Problem
Print the listing as it stands, omitting all images.

Stored data:
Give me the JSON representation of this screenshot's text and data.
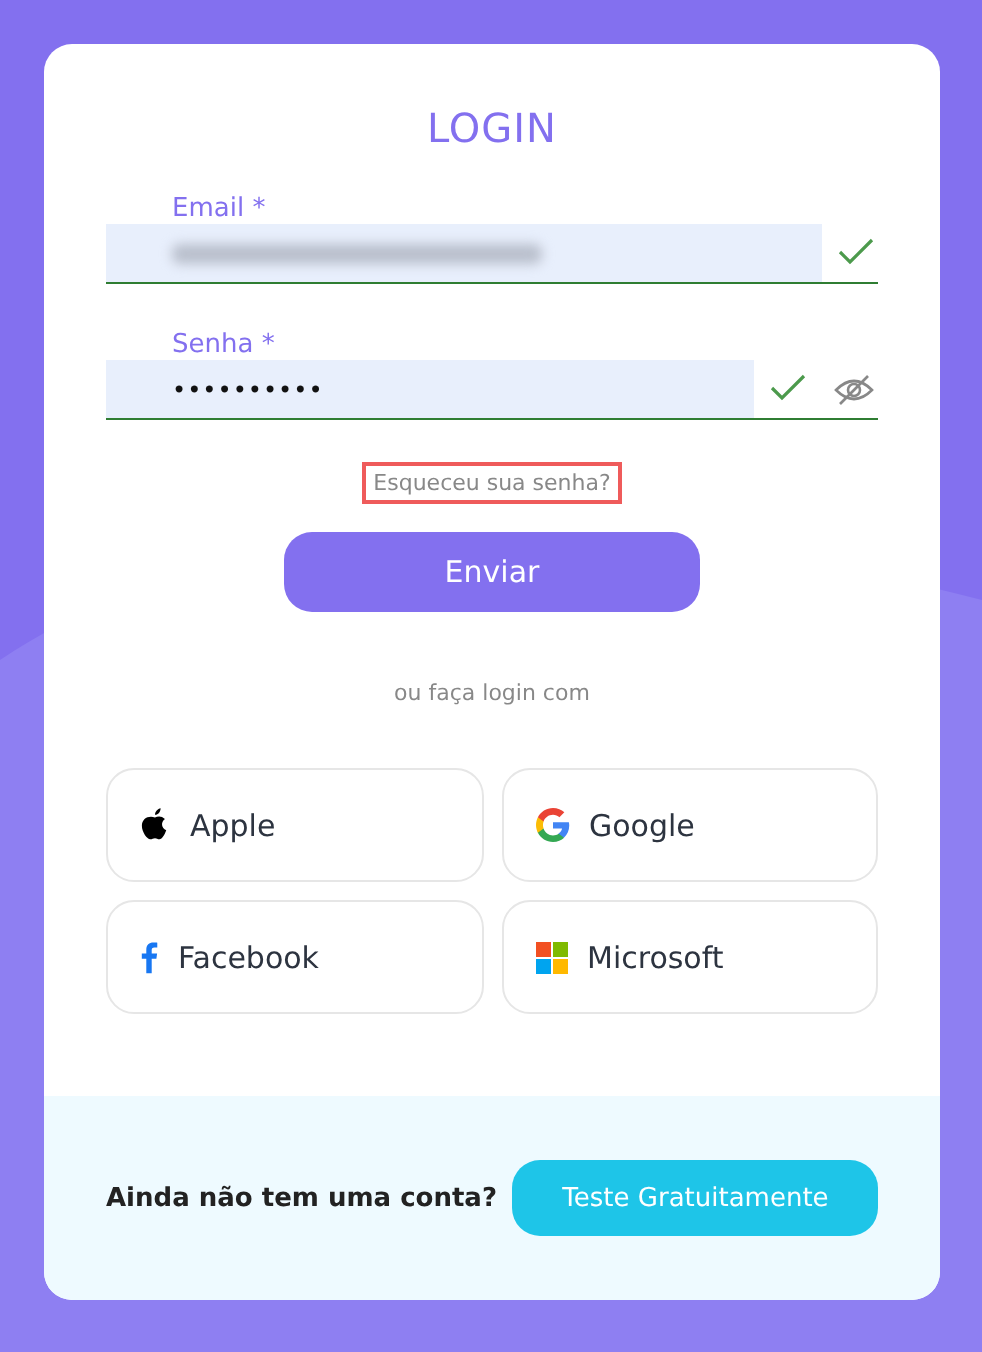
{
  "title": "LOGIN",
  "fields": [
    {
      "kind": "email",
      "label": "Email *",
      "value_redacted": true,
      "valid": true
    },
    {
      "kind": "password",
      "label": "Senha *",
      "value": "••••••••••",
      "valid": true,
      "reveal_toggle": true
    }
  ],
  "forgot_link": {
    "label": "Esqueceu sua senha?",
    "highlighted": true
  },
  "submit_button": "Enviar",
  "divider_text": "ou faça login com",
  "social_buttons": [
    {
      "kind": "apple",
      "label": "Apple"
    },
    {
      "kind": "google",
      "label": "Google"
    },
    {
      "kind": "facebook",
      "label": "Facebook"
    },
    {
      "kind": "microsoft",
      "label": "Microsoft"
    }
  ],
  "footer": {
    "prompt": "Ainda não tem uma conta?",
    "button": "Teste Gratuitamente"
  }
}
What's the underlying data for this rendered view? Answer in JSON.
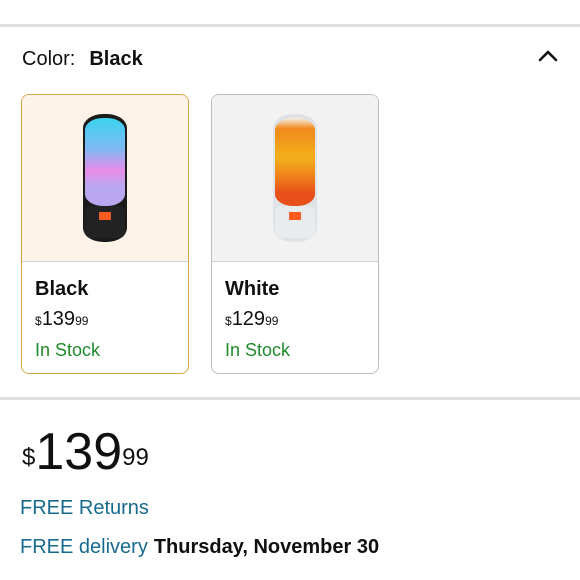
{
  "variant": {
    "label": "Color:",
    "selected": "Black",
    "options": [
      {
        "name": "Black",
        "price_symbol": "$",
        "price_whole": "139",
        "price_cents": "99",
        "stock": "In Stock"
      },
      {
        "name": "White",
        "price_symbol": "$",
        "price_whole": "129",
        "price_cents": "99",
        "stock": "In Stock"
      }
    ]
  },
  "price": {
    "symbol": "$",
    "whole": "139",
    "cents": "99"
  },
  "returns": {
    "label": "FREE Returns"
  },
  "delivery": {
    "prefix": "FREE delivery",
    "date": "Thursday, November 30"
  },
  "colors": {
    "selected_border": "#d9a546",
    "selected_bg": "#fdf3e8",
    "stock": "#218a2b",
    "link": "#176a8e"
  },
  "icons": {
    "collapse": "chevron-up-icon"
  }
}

Correct answer
Give me the JSON representation of this screenshot's text and data.
{
  "title": "LOGIN",
  "fields": [
    {
      "kind": "email",
      "label": "Email *",
      "value_redacted": true,
      "valid": true
    },
    {
      "kind": "password",
      "label": "Senha *",
      "value": "••••••••••",
      "valid": true,
      "reveal_toggle": true
    }
  ],
  "forgot_link": {
    "label": "Esqueceu sua senha?",
    "highlighted": true
  },
  "submit_button": "Enviar",
  "divider_text": "ou faça login com",
  "social_buttons": [
    {
      "kind": "apple",
      "label": "Apple"
    },
    {
      "kind": "google",
      "label": "Google"
    },
    {
      "kind": "facebook",
      "label": "Facebook"
    },
    {
      "kind": "microsoft",
      "label": "Microsoft"
    }
  ],
  "footer": {
    "prompt": "Ainda não tem uma conta?",
    "button": "Teste Gratuitamente"
  }
}
What's the underlying data for this rendered view? Answer in JSON.
{
  "variant": {
    "label": "Color:",
    "selected": "Black",
    "options": [
      {
        "name": "Black",
        "price_symbol": "$",
        "price_whole": "139",
        "price_cents": "99",
        "stock": "In Stock"
      },
      {
        "name": "White",
        "price_symbol": "$",
        "price_whole": "129",
        "price_cents": "99",
        "stock": "In Stock"
      }
    ]
  },
  "price": {
    "symbol": "$",
    "whole": "139",
    "cents": "99"
  },
  "returns": {
    "label": "FREE Returns"
  },
  "delivery": {
    "prefix": "FREE delivery",
    "date": "Thursday, November 30"
  },
  "colors": {
    "selected_border": "#d9a546",
    "selected_bg": "#fdf3e8",
    "stock": "#218a2b",
    "link": "#176a8e"
  },
  "icons": {
    "collapse": "chevron-up-icon"
  }
}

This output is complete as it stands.